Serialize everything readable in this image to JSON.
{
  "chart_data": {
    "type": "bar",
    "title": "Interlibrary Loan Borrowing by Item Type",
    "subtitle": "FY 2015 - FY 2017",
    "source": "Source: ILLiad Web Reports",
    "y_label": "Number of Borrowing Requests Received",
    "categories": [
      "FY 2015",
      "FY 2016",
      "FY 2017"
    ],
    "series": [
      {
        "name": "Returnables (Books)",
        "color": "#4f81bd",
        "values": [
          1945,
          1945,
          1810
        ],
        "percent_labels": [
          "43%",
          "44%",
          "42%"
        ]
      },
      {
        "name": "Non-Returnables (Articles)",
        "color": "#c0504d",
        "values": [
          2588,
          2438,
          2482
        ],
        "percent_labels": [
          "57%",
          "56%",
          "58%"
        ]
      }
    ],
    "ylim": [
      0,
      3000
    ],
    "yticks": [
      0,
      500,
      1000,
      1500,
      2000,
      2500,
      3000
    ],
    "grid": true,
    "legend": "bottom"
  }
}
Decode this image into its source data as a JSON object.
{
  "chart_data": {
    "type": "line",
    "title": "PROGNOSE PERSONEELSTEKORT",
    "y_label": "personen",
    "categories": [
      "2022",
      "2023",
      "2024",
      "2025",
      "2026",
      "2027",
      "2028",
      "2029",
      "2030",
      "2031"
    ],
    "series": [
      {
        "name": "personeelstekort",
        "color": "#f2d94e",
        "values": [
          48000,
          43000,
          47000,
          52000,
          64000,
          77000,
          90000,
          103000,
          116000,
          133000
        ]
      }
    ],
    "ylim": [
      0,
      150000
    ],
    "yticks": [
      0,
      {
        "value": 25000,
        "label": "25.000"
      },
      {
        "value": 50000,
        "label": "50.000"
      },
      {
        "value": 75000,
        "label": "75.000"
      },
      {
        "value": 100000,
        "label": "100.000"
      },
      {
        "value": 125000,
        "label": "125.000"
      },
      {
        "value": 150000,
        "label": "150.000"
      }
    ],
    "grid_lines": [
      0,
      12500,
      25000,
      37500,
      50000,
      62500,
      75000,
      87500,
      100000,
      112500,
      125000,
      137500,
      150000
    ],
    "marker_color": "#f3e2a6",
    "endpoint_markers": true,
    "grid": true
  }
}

================

_STATED PROBLEM_:
Write out the records shown above, exactly as they appear.

_RESPONSE TO THIS TASK_:
Serialize everything readable in this image to JSON.
{
  "chart_data": {
    "type": "bar",
    "title": "Interlibrary Loan Borrowing by Item Type",
    "subtitle": "FY 2015 - FY 2017",
    "source": "Source: ILLiad Web Reports",
    "y_label": "Number of Borrowing Requests Received",
    "categories": [
      "FY 2015",
      "FY 2016",
      "FY 2017"
    ],
    "series": [
      {
        "name": "Returnables (Books)",
        "color": "#4f81bd",
        "values": [
          1945,
          1945,
          1810
        ],
        "percent_labels": [
          "43%",
          "44%",
          "42%"
        ]
      },
      {
        "name": "Non-Returnables (Articles)",
        "color": "#c0504d",
        "values": [
          2588,
          2438,
          2482
        ],
        "percent_labels": [
          "57%",
          "56%",
          "58%"
        ]
      }
    ],
    "ylim": [
      0,
      3000
    ],
    "yticks": [
      0,
      500,
      1000,
      1500,
      2000,
      2500,
      3000
    ],
    "grid": true,
    "legend": "bottom"
  }
}
Decode this image into its source data as a JSON object.
{
  "chart_data": {
    "type": "line",
    "title": "PROGNOSE PERSONEELSTEKORT",
    "y_label": "personen",
    "categories": [
      "2022",
      "2023",
      "2024",
      "2025",
      "2026",
      "2027",
      "2028",
      "2029",
      "2030",
      "2031"
    ],
    "series": [
      {
        "name": "personeelstekort",
        "color": "#f2d94e",
        "values": [
          48000,
          43000,
          47000,
          52000,
          64000,
          77000,
          90000,
          103000,
          116000,
          133000
        ]
      }
    ],
    "ylim": [
      0,
      150000
    ],
    "yticks": [
      0,
      {
        "value": 25000,
        "label": "25.000"
      },
      {
        "value": 50000,
        "label": "50.000"
      },
      {
        "value": 75000,
        "label": "75.000"
      },
      {
        "value": 100000,
        "label": "100.000"
      },
      {
        "value": 125000,
        "label": "125.000"
      },
      {
        "value": 150000,
        "label": "150.000"
      }
    ],
    "grid_lines": [
      0,
      12500,
      25000,
      37500,
      50000,
      62500,
      75000,
      87500,
      100000,
      112500,
      125000,
      137500,
      150000
    ],
    "marker_color": "#f3e2a6",
    "endpoint_markers": true,
    "grid": true
  }
}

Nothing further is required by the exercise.